_REQUIRED TASK_
Copy all lines in which the word "JSON" can be found.

_EXERCISE MATERIALS_
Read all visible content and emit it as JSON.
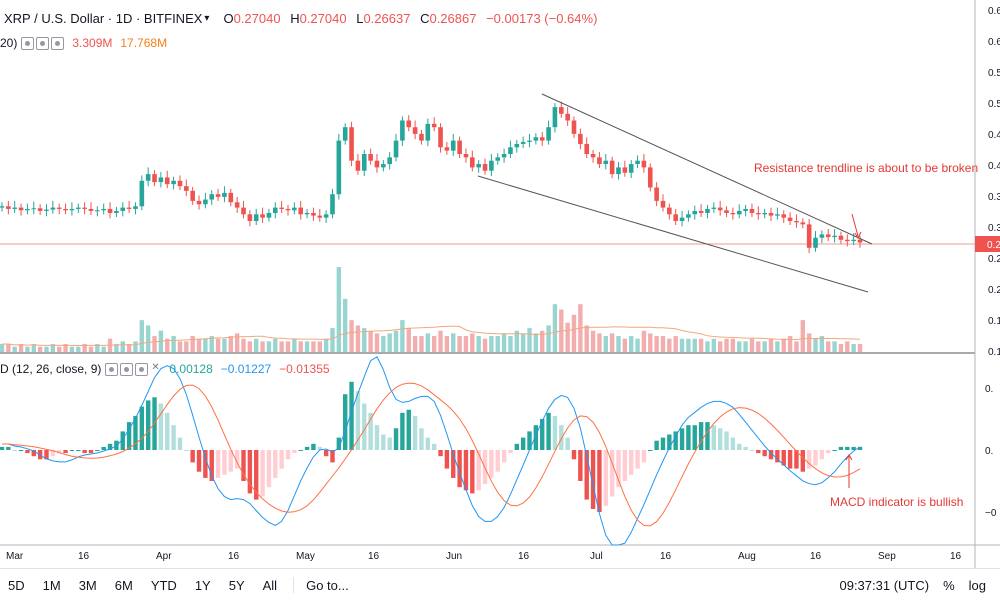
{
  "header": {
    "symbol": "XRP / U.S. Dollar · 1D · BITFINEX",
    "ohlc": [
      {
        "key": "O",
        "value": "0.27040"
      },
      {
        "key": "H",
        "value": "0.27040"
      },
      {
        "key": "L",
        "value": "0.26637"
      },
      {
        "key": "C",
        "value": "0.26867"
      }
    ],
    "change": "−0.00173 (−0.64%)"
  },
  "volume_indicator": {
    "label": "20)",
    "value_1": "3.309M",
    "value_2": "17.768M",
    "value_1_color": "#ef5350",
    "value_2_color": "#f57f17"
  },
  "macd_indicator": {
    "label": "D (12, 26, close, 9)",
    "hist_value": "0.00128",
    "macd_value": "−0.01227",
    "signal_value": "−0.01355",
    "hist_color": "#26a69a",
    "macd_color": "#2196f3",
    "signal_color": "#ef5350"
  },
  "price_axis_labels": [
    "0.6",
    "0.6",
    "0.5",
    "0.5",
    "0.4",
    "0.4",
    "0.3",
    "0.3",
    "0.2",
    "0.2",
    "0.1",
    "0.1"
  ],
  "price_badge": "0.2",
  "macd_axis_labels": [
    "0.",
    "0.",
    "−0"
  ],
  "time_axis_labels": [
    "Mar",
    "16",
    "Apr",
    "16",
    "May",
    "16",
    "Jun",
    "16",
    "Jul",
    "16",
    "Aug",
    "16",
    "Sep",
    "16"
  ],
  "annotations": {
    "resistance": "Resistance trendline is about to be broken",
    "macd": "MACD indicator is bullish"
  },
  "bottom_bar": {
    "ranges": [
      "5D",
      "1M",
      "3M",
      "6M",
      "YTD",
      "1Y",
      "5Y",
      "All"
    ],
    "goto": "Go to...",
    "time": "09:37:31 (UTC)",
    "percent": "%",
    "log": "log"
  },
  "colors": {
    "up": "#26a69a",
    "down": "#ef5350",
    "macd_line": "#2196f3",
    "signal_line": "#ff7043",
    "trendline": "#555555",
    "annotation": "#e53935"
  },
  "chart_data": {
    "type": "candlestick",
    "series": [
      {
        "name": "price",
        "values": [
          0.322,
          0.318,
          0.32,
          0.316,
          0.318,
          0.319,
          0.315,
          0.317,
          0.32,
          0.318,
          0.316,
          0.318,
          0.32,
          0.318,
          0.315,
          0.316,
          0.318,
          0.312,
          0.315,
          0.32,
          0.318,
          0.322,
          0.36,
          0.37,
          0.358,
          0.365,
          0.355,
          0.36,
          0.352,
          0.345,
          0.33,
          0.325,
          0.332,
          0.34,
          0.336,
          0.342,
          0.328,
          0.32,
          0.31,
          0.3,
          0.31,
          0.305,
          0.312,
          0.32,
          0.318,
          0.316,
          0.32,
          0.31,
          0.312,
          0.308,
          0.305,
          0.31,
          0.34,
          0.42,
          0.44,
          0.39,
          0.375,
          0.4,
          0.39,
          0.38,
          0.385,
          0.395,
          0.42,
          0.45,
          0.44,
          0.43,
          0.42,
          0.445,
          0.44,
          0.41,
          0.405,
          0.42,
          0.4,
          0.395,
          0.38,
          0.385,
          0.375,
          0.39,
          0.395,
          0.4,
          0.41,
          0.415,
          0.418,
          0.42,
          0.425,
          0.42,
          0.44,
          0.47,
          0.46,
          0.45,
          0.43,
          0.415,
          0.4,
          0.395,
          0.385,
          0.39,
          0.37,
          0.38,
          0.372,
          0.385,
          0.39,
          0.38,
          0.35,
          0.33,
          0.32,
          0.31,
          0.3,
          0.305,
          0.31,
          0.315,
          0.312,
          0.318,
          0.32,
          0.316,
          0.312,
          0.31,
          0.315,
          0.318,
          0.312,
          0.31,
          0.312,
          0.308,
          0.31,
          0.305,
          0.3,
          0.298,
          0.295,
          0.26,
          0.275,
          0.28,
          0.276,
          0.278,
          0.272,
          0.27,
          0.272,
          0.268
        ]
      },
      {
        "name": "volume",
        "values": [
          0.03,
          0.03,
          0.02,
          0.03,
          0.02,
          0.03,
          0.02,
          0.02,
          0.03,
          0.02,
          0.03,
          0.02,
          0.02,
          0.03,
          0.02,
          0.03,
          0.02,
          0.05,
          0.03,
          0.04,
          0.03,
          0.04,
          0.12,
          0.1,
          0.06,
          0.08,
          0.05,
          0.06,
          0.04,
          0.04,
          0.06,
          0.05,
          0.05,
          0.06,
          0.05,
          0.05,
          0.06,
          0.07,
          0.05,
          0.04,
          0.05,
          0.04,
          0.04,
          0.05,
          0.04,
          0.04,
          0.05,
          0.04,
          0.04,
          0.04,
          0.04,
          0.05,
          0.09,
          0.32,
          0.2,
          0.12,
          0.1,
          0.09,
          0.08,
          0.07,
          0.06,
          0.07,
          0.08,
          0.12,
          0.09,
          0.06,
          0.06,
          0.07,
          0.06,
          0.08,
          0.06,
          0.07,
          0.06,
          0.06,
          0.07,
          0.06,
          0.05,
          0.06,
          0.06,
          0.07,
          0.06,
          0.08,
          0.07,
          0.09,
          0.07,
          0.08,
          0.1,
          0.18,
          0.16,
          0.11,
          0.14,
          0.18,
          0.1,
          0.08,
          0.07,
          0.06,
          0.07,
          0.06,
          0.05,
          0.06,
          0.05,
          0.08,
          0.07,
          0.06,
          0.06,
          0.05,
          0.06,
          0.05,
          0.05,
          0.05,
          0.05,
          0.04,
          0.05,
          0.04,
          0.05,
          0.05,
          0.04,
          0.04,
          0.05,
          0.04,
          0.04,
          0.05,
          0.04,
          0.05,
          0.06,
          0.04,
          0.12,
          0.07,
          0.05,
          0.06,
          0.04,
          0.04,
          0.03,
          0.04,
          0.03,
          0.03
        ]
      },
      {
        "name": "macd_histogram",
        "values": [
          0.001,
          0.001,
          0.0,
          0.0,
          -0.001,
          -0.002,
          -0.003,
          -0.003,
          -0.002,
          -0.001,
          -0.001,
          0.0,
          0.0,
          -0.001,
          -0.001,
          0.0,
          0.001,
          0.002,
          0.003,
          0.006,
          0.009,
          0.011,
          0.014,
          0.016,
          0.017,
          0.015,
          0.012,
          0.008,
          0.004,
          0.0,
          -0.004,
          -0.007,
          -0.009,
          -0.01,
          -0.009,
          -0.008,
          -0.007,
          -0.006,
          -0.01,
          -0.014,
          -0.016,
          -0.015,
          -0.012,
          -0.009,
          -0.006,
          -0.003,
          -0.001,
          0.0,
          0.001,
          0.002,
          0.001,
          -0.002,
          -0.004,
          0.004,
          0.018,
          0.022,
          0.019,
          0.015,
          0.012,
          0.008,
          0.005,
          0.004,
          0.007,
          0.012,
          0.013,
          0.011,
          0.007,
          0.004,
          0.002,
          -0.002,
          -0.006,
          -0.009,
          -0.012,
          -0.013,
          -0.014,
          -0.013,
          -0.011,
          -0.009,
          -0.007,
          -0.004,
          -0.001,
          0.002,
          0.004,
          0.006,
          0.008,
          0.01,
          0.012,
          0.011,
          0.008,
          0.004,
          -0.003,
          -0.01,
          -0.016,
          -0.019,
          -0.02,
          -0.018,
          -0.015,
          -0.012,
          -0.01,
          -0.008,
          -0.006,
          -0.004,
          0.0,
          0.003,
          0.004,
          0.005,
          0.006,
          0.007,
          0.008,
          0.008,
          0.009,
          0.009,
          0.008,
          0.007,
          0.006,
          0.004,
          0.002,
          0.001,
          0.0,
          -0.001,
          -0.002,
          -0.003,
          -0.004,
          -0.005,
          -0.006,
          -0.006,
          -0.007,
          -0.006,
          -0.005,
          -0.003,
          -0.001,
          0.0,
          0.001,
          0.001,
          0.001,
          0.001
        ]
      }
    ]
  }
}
* * *
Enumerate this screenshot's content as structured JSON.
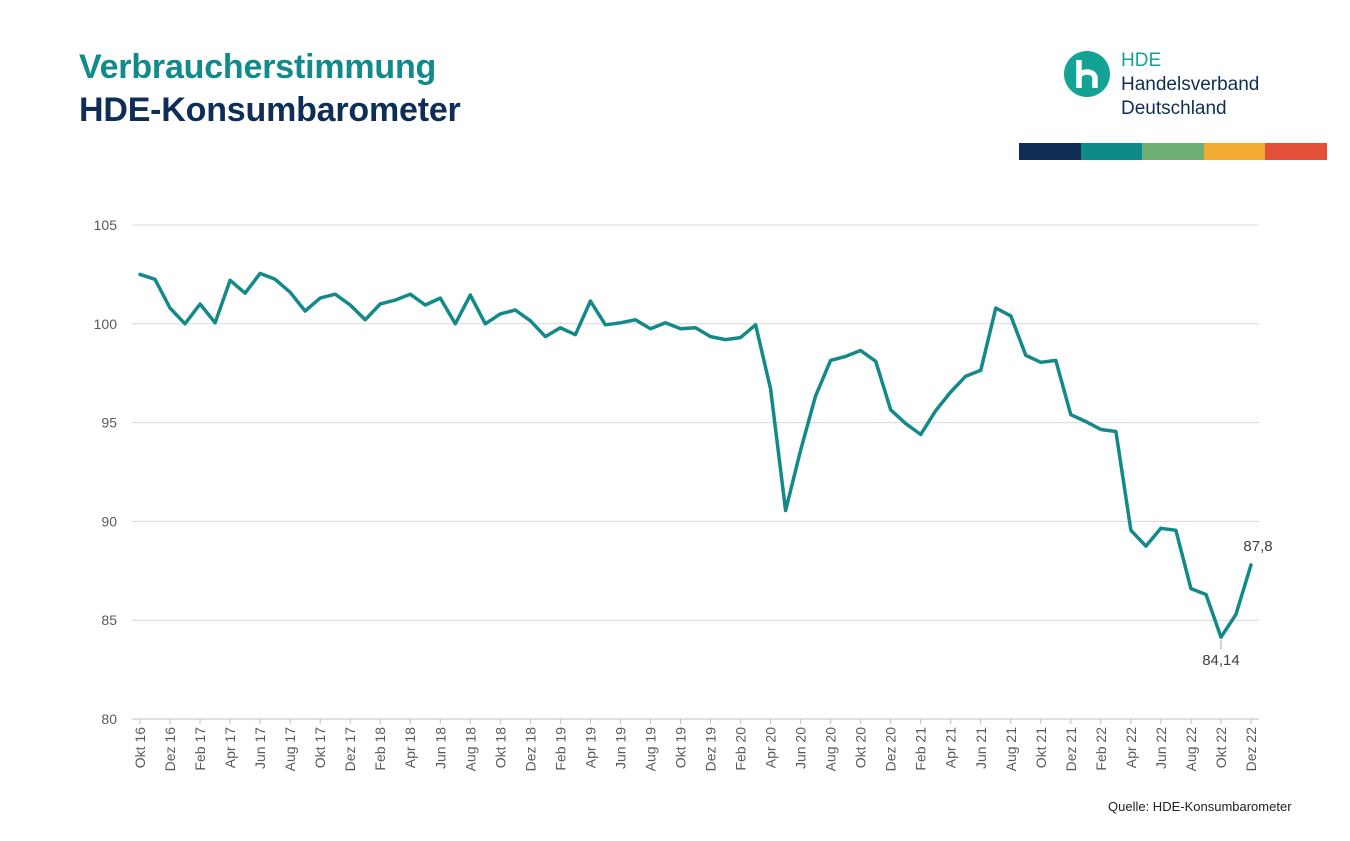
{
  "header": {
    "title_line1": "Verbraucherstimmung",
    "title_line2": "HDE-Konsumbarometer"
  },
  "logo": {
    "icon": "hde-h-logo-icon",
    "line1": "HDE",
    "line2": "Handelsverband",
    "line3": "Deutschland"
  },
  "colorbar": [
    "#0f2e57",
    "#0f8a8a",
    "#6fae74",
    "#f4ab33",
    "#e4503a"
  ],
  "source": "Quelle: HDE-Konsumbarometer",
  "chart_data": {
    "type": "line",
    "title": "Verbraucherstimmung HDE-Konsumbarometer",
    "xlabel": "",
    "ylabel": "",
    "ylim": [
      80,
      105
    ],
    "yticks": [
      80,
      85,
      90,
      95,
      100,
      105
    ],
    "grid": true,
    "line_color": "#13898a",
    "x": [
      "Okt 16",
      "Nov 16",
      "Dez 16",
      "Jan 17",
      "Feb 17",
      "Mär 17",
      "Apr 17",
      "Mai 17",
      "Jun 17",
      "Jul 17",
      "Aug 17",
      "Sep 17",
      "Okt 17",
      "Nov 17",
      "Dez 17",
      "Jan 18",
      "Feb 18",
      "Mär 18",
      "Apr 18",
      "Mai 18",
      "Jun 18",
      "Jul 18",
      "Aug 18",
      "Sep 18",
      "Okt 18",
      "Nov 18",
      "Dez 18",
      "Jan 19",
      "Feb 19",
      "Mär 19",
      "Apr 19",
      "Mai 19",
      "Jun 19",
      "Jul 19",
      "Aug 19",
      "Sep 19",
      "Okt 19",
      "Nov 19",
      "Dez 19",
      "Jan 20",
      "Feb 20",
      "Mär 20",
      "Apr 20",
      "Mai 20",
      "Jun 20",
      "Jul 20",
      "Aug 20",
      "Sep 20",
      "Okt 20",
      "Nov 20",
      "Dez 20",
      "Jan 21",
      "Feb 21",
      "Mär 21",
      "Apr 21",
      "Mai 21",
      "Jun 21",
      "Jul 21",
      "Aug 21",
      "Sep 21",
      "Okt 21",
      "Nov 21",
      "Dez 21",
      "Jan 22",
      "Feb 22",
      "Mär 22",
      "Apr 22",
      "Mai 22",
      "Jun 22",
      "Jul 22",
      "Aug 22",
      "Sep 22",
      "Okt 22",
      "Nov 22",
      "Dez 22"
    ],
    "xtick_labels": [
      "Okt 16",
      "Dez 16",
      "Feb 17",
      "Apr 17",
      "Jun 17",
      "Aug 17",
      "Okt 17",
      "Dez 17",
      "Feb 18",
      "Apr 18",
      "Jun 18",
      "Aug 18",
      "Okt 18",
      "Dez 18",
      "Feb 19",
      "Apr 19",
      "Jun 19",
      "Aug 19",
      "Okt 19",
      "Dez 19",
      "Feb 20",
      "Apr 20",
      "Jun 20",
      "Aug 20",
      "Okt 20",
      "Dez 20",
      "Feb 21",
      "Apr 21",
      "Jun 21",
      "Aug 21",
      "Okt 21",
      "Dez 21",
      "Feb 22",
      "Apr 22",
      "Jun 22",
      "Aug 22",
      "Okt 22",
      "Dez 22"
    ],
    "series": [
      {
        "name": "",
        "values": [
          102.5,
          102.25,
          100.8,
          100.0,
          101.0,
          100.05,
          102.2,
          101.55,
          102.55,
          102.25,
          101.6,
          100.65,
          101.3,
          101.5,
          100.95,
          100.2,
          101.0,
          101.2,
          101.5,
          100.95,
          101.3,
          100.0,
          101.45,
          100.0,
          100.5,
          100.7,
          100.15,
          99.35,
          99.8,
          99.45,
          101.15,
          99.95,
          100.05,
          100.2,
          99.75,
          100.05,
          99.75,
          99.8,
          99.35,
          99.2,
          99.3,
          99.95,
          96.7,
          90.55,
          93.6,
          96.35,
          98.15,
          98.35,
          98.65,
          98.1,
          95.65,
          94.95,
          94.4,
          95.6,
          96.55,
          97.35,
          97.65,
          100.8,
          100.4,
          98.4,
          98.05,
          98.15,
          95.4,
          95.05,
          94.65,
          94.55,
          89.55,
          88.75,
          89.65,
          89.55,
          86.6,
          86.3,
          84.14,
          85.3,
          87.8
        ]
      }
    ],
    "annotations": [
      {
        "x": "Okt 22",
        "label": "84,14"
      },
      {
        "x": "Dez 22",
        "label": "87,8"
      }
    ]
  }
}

_EXERCISE RESULT_
Read all visible content and emit it as JSON.
Enumerate this screenshot's content as structured JSON.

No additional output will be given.